**Requirement**. Check each line below for "screenshot" and report how many have it, nothing else.

**Stored data**.
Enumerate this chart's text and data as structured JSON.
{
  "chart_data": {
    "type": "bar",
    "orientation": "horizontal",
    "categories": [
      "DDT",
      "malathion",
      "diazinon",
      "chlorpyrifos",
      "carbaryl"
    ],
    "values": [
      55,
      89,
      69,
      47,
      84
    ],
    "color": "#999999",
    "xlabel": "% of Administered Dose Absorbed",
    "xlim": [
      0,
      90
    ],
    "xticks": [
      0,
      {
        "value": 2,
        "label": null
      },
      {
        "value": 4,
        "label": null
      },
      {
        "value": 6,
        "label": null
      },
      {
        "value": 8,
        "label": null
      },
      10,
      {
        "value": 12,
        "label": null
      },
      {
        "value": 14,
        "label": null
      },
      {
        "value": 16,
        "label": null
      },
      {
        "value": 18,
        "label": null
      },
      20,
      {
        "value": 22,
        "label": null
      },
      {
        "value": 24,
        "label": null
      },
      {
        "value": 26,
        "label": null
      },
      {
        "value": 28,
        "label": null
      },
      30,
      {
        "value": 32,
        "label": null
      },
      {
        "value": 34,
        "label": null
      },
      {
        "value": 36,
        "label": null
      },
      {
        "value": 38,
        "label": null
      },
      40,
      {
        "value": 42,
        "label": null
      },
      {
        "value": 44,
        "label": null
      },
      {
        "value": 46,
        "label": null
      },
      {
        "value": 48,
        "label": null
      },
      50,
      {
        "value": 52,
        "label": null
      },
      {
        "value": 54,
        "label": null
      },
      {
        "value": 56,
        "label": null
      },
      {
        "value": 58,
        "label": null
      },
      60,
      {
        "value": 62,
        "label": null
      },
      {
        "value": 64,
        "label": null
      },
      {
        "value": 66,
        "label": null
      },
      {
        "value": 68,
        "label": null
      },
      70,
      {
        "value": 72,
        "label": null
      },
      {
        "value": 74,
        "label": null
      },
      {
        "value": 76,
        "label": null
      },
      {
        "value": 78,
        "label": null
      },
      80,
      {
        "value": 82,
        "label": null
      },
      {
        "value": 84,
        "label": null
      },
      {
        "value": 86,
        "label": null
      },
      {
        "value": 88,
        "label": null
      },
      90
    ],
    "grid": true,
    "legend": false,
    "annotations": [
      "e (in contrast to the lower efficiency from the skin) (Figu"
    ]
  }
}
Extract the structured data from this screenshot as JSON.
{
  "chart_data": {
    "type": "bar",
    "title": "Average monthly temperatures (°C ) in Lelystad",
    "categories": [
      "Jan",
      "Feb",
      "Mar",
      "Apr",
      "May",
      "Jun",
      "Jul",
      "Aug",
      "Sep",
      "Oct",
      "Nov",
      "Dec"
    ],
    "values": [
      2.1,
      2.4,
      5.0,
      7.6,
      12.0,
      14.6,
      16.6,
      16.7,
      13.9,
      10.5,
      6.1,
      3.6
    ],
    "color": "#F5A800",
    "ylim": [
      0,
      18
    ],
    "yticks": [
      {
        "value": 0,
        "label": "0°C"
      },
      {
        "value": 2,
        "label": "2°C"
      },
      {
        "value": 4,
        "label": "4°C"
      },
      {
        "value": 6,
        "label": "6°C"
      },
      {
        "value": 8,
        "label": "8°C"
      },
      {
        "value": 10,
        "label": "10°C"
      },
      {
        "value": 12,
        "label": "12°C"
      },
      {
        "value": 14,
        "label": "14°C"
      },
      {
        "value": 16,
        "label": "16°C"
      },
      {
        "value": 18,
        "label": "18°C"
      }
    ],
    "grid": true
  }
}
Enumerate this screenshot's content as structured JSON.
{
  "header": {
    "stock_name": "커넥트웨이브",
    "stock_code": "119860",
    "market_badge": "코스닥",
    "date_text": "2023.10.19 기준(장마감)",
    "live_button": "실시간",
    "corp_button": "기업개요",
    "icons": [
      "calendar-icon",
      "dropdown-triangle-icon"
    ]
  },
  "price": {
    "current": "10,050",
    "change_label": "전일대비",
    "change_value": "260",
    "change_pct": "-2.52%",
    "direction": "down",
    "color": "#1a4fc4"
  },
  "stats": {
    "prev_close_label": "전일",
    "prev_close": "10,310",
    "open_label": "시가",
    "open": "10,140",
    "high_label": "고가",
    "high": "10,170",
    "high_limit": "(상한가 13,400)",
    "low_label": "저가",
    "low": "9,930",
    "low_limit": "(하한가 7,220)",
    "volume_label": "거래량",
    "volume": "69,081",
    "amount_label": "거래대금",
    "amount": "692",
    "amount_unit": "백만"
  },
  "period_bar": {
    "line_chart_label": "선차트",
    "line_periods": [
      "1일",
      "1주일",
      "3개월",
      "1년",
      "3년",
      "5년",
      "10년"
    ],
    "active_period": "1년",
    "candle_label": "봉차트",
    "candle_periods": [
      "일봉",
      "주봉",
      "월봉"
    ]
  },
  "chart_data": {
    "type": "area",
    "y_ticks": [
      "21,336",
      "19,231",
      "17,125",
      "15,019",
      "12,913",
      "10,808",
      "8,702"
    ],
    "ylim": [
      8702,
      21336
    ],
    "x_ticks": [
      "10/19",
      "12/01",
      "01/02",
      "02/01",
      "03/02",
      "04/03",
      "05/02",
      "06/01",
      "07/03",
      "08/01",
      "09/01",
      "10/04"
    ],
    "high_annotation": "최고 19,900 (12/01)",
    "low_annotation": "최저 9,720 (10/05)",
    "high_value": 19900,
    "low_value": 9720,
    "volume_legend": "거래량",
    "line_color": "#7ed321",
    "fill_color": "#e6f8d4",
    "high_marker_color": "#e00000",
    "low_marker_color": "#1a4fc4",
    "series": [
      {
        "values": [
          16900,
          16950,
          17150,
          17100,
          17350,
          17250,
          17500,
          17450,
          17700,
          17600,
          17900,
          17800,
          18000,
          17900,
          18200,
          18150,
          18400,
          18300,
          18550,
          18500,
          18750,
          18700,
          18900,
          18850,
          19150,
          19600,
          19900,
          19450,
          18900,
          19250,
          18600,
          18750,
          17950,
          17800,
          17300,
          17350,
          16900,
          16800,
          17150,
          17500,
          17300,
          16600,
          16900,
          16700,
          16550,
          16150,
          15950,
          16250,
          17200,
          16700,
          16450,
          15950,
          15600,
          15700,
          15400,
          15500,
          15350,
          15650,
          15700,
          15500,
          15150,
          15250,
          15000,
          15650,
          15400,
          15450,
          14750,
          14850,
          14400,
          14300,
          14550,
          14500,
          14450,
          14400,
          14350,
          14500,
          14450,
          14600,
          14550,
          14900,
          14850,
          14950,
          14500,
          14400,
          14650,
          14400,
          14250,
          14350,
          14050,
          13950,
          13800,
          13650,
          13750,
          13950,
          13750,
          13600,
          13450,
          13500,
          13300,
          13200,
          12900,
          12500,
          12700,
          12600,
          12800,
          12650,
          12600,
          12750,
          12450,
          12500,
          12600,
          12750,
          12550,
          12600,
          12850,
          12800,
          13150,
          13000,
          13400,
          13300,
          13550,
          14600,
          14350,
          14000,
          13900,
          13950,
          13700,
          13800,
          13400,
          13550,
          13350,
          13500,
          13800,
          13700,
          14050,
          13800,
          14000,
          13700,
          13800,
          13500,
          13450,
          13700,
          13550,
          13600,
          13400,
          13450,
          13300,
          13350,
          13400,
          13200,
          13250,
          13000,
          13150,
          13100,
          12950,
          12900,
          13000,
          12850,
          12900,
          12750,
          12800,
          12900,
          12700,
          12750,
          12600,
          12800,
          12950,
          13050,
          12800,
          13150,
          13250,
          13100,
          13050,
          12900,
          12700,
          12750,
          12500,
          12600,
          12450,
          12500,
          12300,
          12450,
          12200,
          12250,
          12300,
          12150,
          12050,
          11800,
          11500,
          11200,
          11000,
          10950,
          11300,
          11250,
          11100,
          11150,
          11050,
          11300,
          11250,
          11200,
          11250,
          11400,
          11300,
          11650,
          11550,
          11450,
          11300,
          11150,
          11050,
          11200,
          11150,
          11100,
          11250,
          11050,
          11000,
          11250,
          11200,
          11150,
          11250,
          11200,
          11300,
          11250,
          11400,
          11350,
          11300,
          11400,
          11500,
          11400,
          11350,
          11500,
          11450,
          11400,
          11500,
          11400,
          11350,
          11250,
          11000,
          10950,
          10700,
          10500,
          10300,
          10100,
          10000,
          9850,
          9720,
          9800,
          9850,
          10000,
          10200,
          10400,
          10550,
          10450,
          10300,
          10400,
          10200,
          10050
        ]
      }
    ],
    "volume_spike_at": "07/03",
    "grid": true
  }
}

**Result of the exercise**. 2